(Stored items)
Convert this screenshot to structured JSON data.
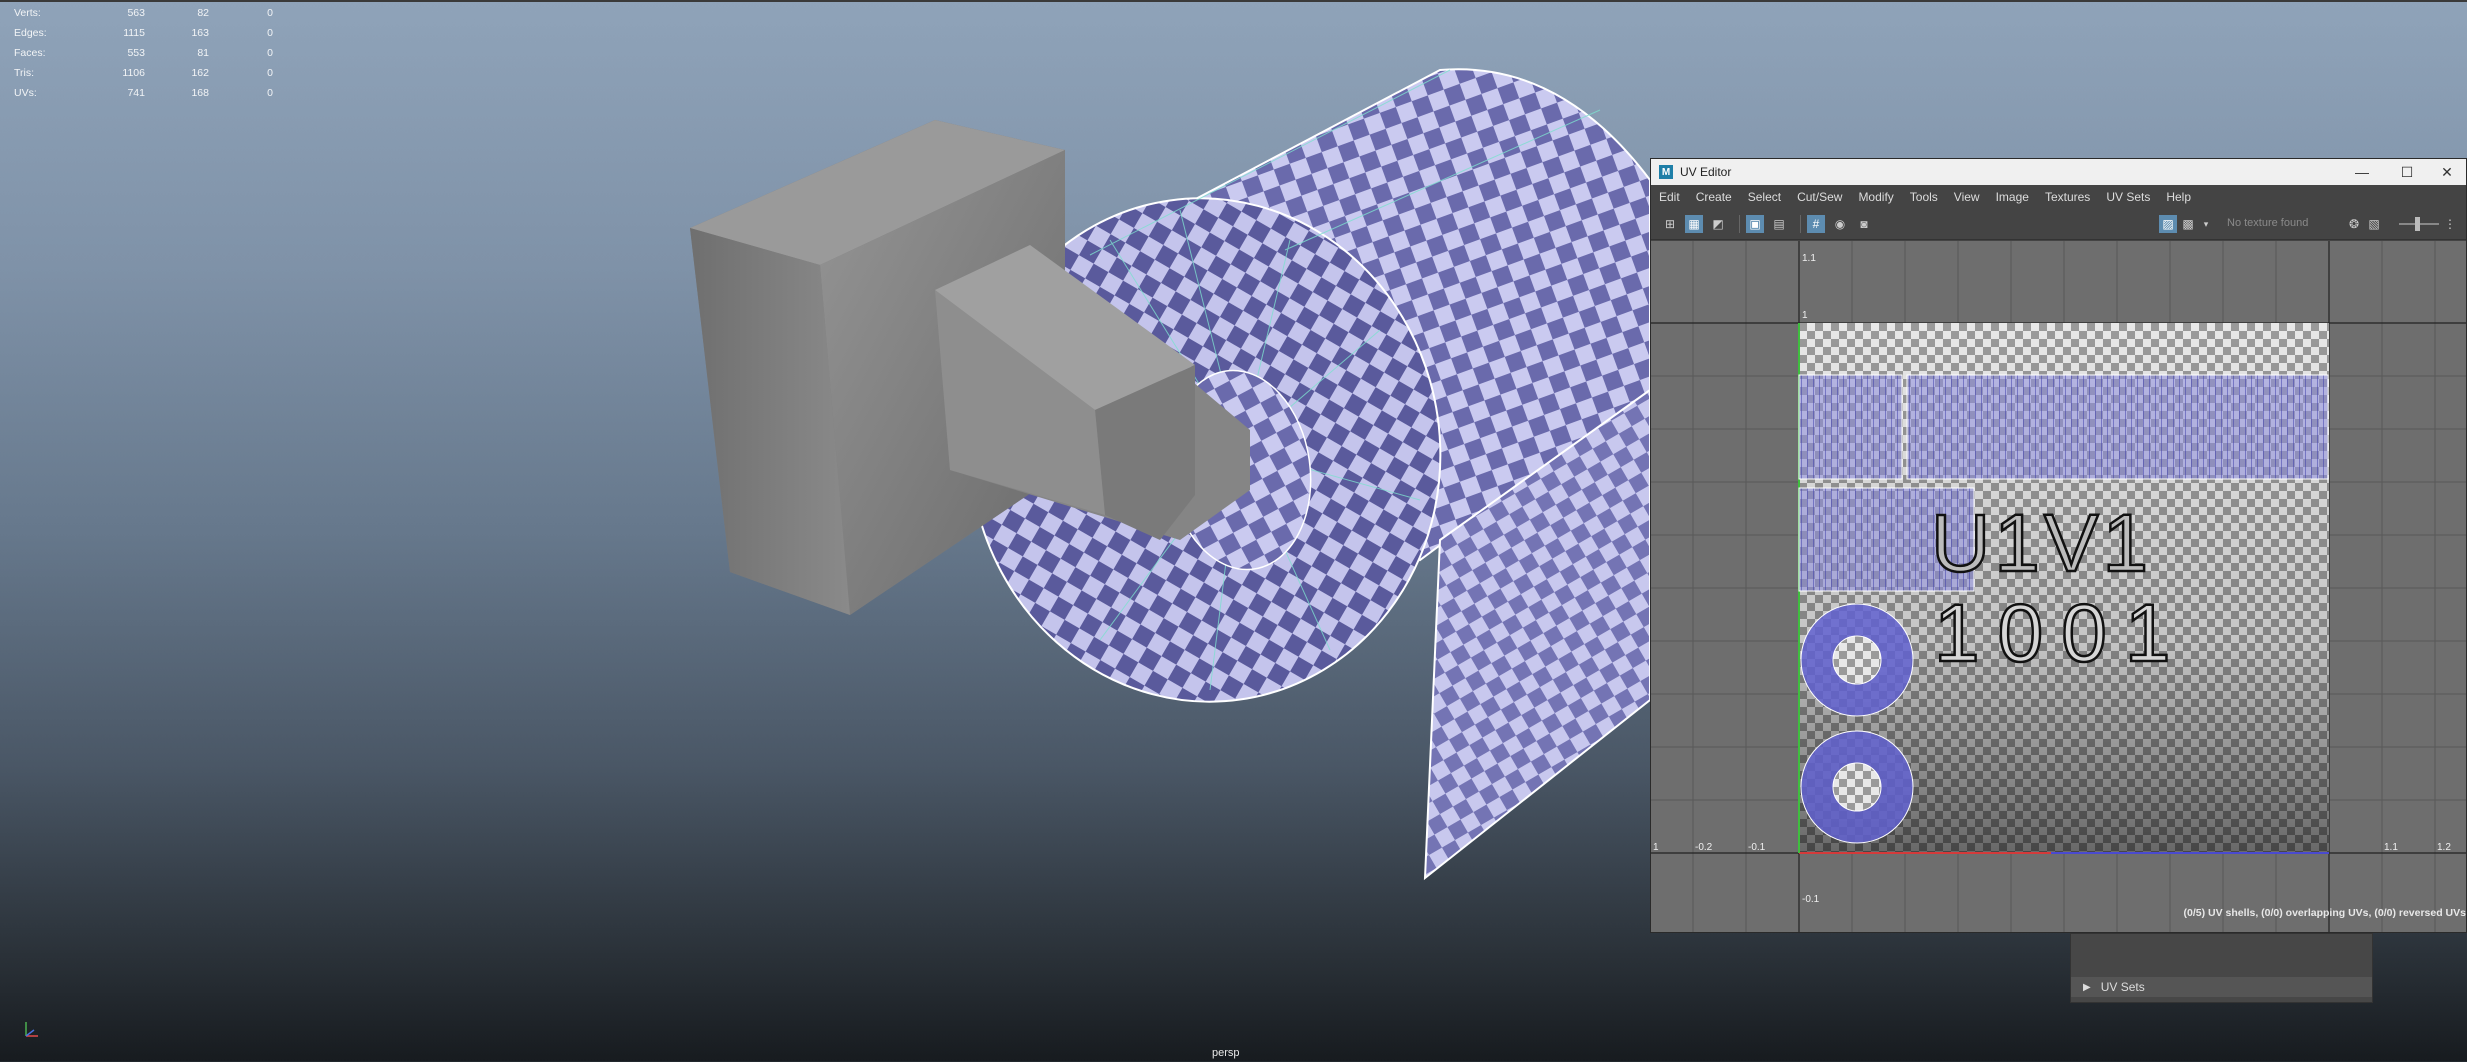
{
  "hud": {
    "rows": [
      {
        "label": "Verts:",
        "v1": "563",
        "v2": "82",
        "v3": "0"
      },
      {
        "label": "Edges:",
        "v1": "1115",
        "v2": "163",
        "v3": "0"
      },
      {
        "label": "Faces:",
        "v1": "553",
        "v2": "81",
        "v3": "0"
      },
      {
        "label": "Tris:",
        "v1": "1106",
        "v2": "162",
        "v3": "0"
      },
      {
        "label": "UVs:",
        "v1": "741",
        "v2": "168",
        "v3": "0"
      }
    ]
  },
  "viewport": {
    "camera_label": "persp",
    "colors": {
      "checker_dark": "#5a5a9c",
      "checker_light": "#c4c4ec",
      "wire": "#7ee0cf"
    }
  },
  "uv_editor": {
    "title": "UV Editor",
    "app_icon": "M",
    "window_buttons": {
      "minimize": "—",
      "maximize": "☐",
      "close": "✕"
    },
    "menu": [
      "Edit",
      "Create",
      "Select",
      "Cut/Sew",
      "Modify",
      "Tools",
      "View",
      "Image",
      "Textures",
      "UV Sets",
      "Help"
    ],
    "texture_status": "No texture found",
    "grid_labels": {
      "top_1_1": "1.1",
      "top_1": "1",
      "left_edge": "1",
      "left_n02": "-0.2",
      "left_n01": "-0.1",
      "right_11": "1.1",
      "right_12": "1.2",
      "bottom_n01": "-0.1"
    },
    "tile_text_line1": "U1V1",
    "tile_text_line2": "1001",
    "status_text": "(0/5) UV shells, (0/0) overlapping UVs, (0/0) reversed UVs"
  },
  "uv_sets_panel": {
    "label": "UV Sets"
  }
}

...

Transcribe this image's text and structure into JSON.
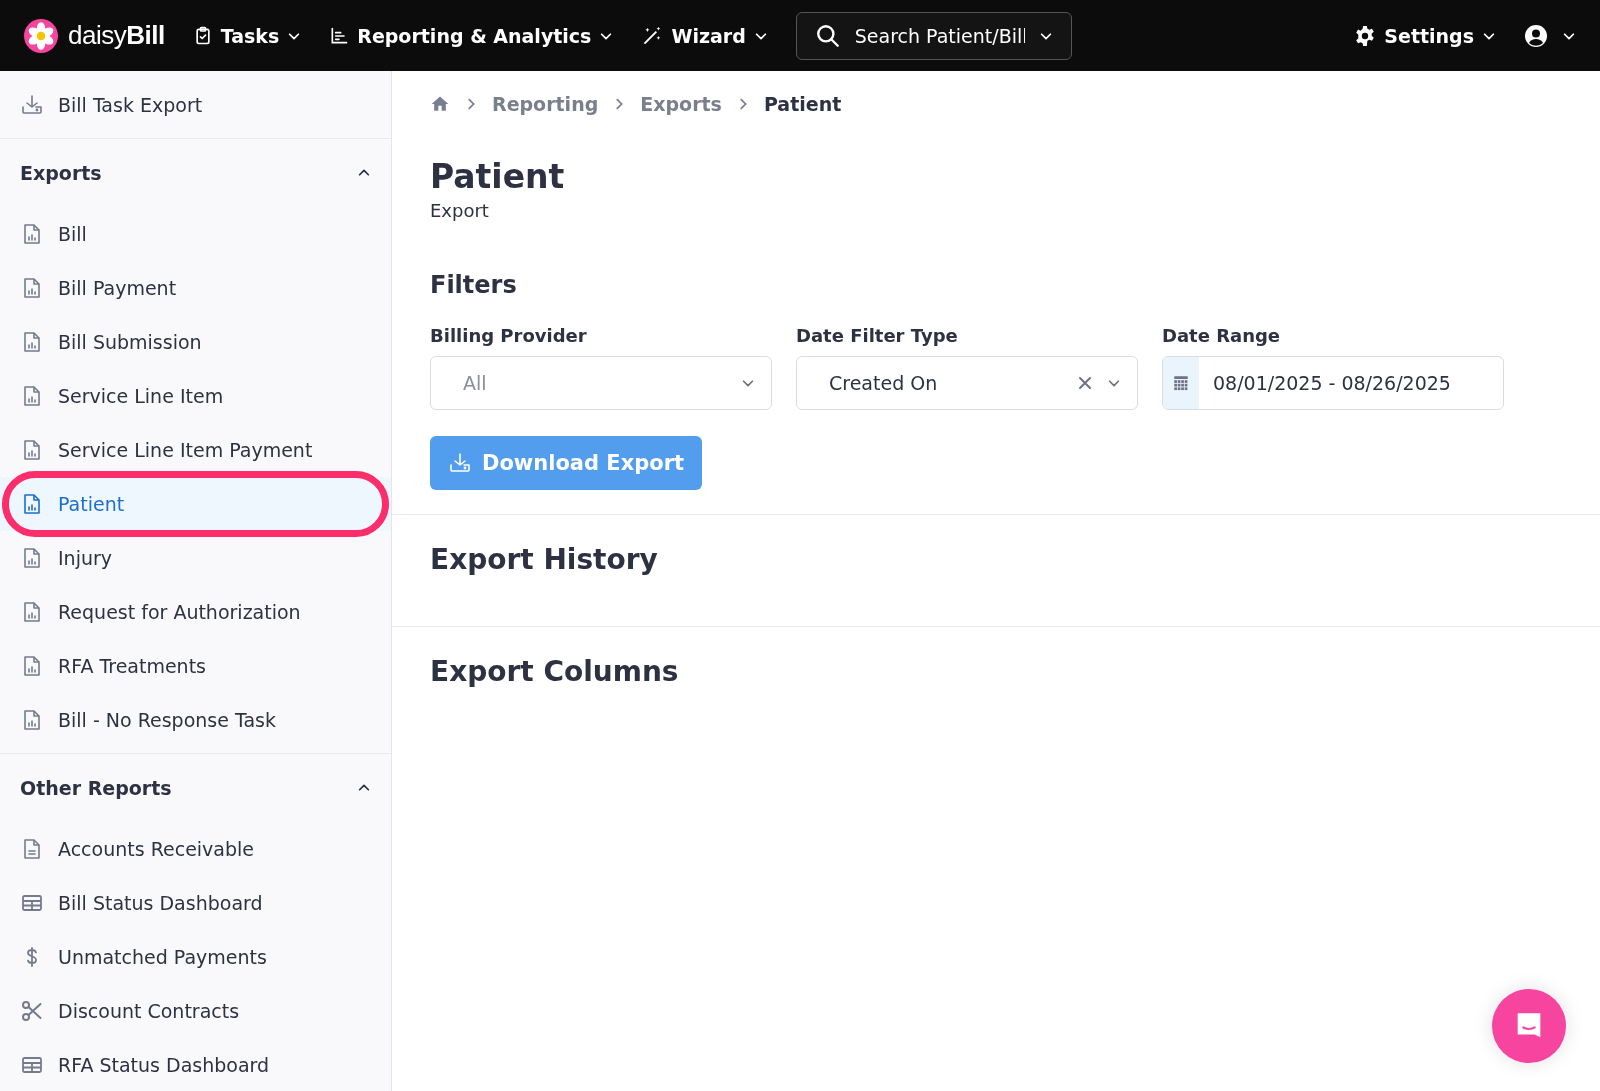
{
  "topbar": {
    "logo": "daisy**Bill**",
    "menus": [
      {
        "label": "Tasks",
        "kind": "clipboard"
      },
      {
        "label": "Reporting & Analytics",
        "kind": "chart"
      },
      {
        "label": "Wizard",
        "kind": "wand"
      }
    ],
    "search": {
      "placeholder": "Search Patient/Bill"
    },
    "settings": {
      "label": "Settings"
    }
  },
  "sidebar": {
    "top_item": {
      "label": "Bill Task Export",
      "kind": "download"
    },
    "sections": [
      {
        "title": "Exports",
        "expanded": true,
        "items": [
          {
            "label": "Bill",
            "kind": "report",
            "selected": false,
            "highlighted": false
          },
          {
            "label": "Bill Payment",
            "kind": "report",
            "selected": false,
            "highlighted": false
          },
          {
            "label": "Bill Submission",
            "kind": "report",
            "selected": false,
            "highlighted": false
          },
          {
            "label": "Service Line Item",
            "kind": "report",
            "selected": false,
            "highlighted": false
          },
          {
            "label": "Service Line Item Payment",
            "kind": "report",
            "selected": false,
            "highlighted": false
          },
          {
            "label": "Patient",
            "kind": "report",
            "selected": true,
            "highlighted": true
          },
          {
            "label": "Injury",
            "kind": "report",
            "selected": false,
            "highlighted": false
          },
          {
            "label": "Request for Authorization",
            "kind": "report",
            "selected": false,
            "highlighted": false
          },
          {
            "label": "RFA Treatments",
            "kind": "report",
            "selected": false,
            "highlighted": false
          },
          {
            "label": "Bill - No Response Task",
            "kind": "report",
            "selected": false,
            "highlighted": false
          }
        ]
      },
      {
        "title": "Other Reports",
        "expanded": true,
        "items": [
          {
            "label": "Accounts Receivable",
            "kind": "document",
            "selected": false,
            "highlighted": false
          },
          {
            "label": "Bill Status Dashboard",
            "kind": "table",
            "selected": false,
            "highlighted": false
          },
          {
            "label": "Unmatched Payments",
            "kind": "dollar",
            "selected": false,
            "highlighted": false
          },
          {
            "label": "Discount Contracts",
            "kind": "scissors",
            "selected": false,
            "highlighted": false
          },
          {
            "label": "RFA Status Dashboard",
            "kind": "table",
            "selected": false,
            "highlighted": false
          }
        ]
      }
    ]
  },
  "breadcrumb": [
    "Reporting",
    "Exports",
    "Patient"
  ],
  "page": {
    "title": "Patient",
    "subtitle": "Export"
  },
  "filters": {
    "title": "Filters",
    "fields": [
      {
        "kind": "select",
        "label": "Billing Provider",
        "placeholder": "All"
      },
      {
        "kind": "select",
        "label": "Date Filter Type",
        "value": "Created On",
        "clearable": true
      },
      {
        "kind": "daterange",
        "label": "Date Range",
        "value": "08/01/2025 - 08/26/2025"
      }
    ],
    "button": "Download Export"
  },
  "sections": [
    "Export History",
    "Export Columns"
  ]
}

§ **Given request**
Count every line in the listing above that holds "true", then report only the count.

§ **The response**
5